> **Directions for this task**
Return the data below exactly, please, but drop the pictures.
------ Information provided
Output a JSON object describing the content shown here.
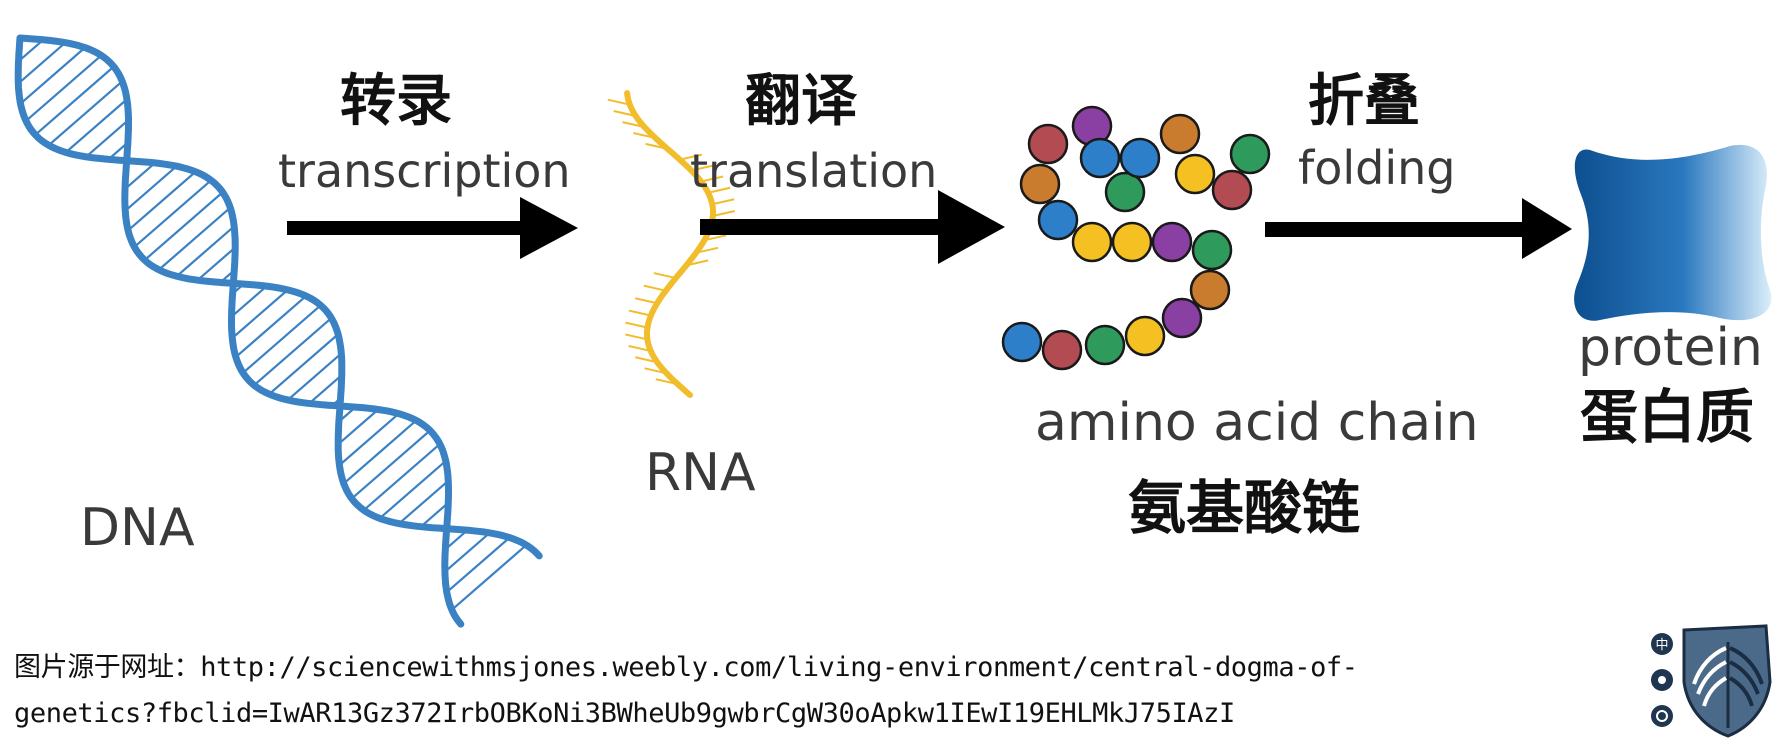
{
  "steps": {
    "transcription": {
      "en": "transcription",
      "zh": "转录"
    },
    "translation": {
      "en": "translation",
      "zh": "翻译"
    },
    "folding": {
      "en": "folding",
      "zh": "折叠"
    }
  },
  "molecules": {
    "dna": {
      "label": "DNA"
    },
    "rna": {
      "label": "RNA"
    },
    "amino_acid_chain": {
      "en": "amino acid chain",
      "zh": "氨基酸链"
    },
    "protein": {
      "en": "protein",
      "zh": "蛋白质"
    }
  },
  "source": {
    "line1": "图片源于网址：http://sciencewithmsjones.weebly.com/living-environment/central-dogma-of-",
    "line2": "genetics?fbclid=IwAR13Gz372IrbOBKoNi3BWheUb9gwbrCgW30oApkw1IEwI19EHLMkJ75IAzI"
  },
  "badge": {
    "top_glyph": "中"
  },
  "colors": {
    "dna": "#3b82c4",
    "rna": "#f2bd2c",
    "protein_dark": "#0d4f8f",
    "protein_light": "#dceefa",
    "arrow": "#000000",
    "bead_blue": "#2d7fc9",
    "bead_red": "#b34b52",
    "bead_green": "#2e9a5c",
    "bead_yellow": "#f5c021",
    "bead_purple": "#8a3fa3",
    "bead_orange": "#c97b2e"
  },
  "icons": [
    "double-helix-icon",
    "single-strand-icon",
    "bead-chain-icon",
    "protein-blob-icon",
    "wings-emblem-icon"
  ]
}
------------
> **Expected answer**
Output a JSON object describing the content shown here.
{
  "steps": {
    "transcription": {
      "en": "transcription",
      "zh": "转录"
    },
    "translation": {
      "en": "translation",
      "zh": "翻译"
    },
    "folding": {
      "en": "folding",
      "zh": "折叠"
    }
  },
  "molecules": {
    "dna": {
      "label": "DNA"
    },
    "rna": {
      "label": "RNA"
    },
    "amino_acid_chain": {
      "en": "amino acid chain",
      "zh": "氨基酸链"
    },
    "protein": {
      "en": "protein",
      "zh": "蛋白质"
    }
  },
  "source": {
    "line1": "图片源于网址：http://sciencewithmsjones.weebly.com/living-environment/central-dogma-of-",
    "line2": "genetics?fbclid=IwAR13Gz372IrbOBKoNi3BWheUb9gwbrCgW30oApkw1IEwI19EHLMkJ75IAzI"
  },
  "badge": {
    "top_glyph": "中"
  },
  "colors": {
    "dna": "#3b82c4",
    "rna": "#f2bd2c",
    "protein_dark": "#0d4f8f",
    "protein_light": "#dceefa",
    "arrow": "#000000",
    "bead_blue": "#2d7fc9",
    "bead_red": "#b34b52",
    "bead_green": "#2e9a5c",
    "bead_yellow": "#f5c021",
    "bead_purple": "#8a3fa3",
    "bead_orange": "#c97b2e"
  },
  "icons": [
    "double-helix-icon",
    "single-strand-icon",
    "bead-chain-icon",
    "protein-blob-icon",
    "wings-emblem-icon"
  ]
}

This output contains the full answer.